▶ [Exercise inputs]:
━━━━━━━━━━━━━━━━━━━━
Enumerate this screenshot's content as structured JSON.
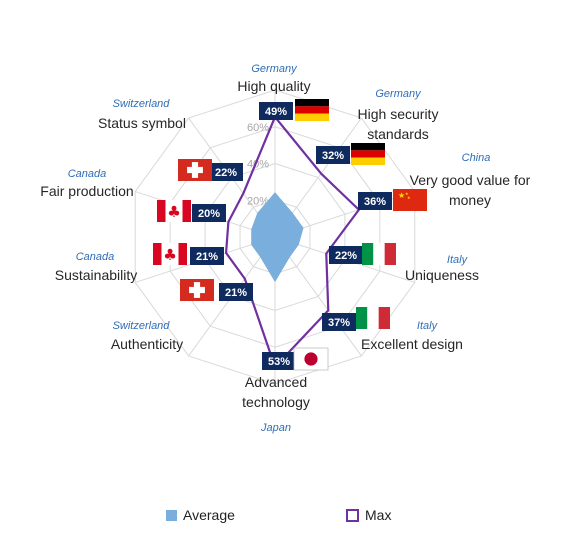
{
  "chart_data": {
    "type": "radar",
    "categories": [
      {
        "label_lines": [
          "High  quality"
        ],
        "country": "Germany",
        "flag": "germany"
      },
      {
        "label_lines": [
          "High security",
          "standards"
        ],
        "country": "Germany",
        "flag": "germany"
      },
      {
        "label_lines": [
          "Very good value for",
          "money"
        ],
        "country": "China",
        "flag": "china"
      },
      {
        "label_lines": [
          "Uniqueness"
        ],
        "country": "Italy",
        "flag": "italy"
      },
      {
        "label_lines": [
          "Excellent  design"
        ],
        "country": "Italy",
        "flag": "italy"
      },
      {
        "label_lines": [
          "Advanced",
          "technology"
        ],
        "country": "Japan",
        "flag": "japan"
      },
      {
        "label_lines": [
          "Authenticity"
        ],
        "country": "Switzerland",
        "flag": "switzerland"
      },
      {
        "label_lines": [
          "Sustainability"
        ],
        "country": "Canada",
        "flag": "canada"
      },
      {
        "label_lines": [
          "Fair production"
        ],
        "country": "Canada",
        "flag": "canada"
      },
      {
        "label_lines": [
          "Status  symbol"
        ],
        "country": "Switzerland",
        "flag": "switzerland"
      }
    ],
    "series": [
      {
        "name": "Average",
        "values": [
          18,
          12,
          12,
          10,
          10,
          18,
          10,
          10,
          10,
          12
        ],
        "color": "#7aaedc",
        "style": "filled"
      },
      {
        "name": "Max",
        "values": [
          49,
          32,
          36,
          22,
          37,
          53,
          21,
          21,
          20,
          22
        ],
        "color": "#7030a0",
        "style": "line"
      }
    ],
    "value_labels": [
      "49%",
      "32%",
      "36%",
      "22%",
      "37%",
      "53%",
      "21%",
      "21%",
      "20%",
      "22%"
    ],
    "radial_ticks": [
      "0%",
      "20%",
      "40%",
      "60%"
    ],
    "rlim": [
      0,
      60
    ],
    "legend_position": "bottom"
  },
  "legend": [
    {
      "label": "Average"
    },
    {
      "label": "Max"
    }
  ],
  "colors": {
    "badge": "#0e2a5e",
    "country": "#2f6db5",
    "grid": "#d9d9d9",
    "tick": "#a6a6a6"
  }
}
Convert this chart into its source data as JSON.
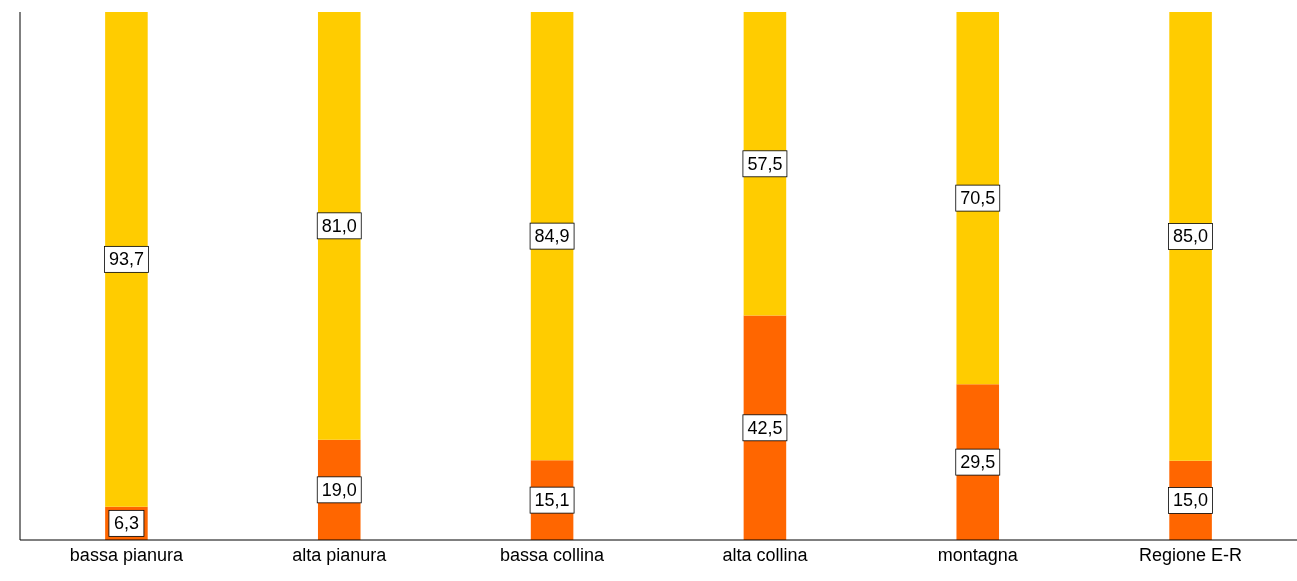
{
  "chart_data": {
    "type": "bar",
    "stacked": true,
    "categories": [
      "bassa pianura",
      "alta pianura",
      "bassa collina",
      "alta collina",
      "montagna",
      "Regione E-R"
    ],
    "series": [
      {
        "color": "#ff6600",
        "values": [
          6.3,
          19.0,
          15.1,
          42.5,
          29.5,
          15.0
        ],
        "value_labels": [
          "6,3",
          "19,0",
          "15,1",
          "42,5",
          "29,5",
          "15,0"
        ]
      },
      {
        "color": "#ffcc00",
        "values": [
          93.7,
          81.0,
          84.9,
          57.5,
          70.5,
          85.0
        ],
        "value_labels": [
          "93,7",
          "81,0",
          "84,9",
          "57,5",
          "70,5",
          "85,0"
        ]
      }
    ],
    "ylim": [
      0,
      100
    ],
    "tick_labels": "x",
    "grid": false,
    "legend": false
  }
}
━━━━━━━━━━━━━━━━━━━━
▶ [Exercise directions]:
Everything from the line containing "Convert this chart" through the last line of the entries is to be output exactly as written, minus any pictures.

▶ [Problem solution]:
Convert this chart into its source data as JSON.
{
  "chart_data": {
    "type": "bar",
    "stacked": true,
    "categories": [
      "bassa pianura",
      "alta pianura",
      "bassa collina",
      "alta collina",
      "montagna",
      "Regione E-R"
    ],
    "series": [
      {
        "color": "#ff6600",
        "values": [
          6.3,
          19.0,
          15.1,
          42.5,
          29.5,
          15.0
        ],
        "value_labels": [
          "6,3",
          "19,0",
          "15,1",
          "42,5",
          "29,5",
          "15,0"
        ]
      },
      {
        "color": "#ffcc00",
        "values": [
          93.7,
          81.0,
          84.9,
          57.5,
          70.5,
          85.0
        ],
        "value_labels": [
          "93,7",
          "81,0",
          "84,9",
          "57,5",
          "70,5",
          "85,0"
        ]
      }
    ],
    "ylim": [
      0,
      100
    ],
    "tick_labels": "x",
    "grid": false,
    "legend": false
  }
}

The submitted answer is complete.